* Figure data in JSON *
┏━━
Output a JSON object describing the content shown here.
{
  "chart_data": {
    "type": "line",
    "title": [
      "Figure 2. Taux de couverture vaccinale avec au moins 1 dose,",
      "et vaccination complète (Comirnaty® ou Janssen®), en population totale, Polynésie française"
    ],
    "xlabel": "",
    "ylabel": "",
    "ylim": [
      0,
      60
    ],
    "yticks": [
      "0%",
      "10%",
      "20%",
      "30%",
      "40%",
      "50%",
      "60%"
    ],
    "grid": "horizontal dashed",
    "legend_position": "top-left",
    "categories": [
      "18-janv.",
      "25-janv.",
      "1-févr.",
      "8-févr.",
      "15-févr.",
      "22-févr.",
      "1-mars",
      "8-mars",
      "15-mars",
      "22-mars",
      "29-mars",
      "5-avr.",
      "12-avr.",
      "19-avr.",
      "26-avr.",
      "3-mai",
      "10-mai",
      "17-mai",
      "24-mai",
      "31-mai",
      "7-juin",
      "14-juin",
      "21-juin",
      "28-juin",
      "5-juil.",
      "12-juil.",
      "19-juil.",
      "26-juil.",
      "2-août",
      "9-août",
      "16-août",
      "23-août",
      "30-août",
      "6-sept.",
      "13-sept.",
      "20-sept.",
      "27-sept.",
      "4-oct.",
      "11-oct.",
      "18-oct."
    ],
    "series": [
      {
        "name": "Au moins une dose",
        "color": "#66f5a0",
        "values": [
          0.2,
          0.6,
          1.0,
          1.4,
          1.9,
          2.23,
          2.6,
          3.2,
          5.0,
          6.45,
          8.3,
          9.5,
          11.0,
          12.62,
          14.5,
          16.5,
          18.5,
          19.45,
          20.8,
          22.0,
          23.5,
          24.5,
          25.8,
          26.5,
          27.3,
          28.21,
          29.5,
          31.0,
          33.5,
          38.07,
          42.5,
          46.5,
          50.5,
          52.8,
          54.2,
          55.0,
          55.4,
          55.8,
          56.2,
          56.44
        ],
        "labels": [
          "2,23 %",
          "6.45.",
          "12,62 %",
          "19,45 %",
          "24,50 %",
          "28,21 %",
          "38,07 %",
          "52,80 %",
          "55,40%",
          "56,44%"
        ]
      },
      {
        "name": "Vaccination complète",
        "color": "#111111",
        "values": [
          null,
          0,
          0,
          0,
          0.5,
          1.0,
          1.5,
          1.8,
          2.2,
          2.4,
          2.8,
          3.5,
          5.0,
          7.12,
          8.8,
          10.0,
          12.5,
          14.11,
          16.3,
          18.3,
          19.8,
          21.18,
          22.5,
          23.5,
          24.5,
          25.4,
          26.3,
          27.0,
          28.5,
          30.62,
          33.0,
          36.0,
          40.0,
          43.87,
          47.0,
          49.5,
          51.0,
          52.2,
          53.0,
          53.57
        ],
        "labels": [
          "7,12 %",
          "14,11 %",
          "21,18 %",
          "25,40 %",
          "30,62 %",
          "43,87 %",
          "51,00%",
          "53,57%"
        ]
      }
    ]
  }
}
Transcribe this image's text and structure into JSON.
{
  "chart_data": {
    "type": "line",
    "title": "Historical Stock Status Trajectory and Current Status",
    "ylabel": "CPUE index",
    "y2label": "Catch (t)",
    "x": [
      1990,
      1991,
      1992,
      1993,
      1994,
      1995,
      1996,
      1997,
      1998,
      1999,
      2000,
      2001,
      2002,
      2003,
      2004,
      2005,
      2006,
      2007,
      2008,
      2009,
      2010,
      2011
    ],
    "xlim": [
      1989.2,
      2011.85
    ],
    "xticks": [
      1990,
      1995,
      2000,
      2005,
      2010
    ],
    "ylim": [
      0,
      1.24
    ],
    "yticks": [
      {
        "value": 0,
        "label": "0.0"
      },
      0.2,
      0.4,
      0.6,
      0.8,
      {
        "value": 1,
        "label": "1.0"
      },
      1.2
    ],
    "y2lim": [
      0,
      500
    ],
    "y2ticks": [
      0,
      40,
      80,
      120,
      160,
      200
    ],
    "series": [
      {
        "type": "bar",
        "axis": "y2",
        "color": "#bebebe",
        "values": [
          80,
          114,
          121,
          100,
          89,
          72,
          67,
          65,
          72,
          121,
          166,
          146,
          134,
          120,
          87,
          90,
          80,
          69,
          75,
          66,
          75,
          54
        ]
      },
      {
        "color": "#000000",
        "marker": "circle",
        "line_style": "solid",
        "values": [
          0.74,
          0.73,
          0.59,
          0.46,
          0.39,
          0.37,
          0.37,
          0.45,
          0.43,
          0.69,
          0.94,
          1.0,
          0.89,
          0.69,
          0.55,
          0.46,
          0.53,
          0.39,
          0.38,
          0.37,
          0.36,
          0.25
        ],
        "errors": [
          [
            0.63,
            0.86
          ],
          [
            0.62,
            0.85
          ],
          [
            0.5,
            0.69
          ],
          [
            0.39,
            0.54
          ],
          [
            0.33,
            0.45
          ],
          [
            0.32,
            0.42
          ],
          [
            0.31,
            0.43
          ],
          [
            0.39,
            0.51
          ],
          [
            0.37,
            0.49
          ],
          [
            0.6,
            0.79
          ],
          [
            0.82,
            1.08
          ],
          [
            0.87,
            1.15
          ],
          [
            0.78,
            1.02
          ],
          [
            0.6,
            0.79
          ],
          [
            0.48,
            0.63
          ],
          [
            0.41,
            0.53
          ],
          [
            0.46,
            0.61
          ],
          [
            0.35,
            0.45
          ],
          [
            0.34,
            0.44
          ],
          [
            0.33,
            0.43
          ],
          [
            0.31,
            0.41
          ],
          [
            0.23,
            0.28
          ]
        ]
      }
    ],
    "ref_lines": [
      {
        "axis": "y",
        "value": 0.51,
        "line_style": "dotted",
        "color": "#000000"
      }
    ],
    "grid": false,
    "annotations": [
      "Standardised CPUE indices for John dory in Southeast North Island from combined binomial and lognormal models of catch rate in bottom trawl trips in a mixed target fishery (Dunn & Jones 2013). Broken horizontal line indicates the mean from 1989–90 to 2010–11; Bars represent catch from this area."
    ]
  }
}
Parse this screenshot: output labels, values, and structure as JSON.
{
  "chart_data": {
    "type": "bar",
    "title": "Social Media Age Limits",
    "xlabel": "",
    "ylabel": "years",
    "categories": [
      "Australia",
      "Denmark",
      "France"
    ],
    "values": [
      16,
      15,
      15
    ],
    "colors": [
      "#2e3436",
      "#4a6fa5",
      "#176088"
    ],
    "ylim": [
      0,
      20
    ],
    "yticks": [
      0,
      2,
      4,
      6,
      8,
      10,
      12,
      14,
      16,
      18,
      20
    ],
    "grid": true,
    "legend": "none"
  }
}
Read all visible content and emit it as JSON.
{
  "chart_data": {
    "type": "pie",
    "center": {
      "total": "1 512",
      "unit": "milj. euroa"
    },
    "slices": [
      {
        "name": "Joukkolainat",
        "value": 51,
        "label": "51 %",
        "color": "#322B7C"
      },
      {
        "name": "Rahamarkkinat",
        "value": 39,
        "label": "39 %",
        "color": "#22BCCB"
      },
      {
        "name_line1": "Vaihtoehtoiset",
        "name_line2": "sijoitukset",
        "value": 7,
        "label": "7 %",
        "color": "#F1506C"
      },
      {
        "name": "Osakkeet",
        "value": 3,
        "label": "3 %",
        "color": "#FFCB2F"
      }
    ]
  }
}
┗━━
* THE TASK *
Scan the records above for the string "horizontal", then report every line that contains it.

* FINISHED EXERCISE *
    "grid": "horizontal dashed",
      "Standardised CPUE indices for John dory in Southeast North Island from combined binomial and lognormal models of catch rate in bottom trawl trips in a mixed target fishery (Dunn & Jones 2013). Broken horizontal line indicates the mean from 1989–90 to 2010–11; Bars represent catch from this area."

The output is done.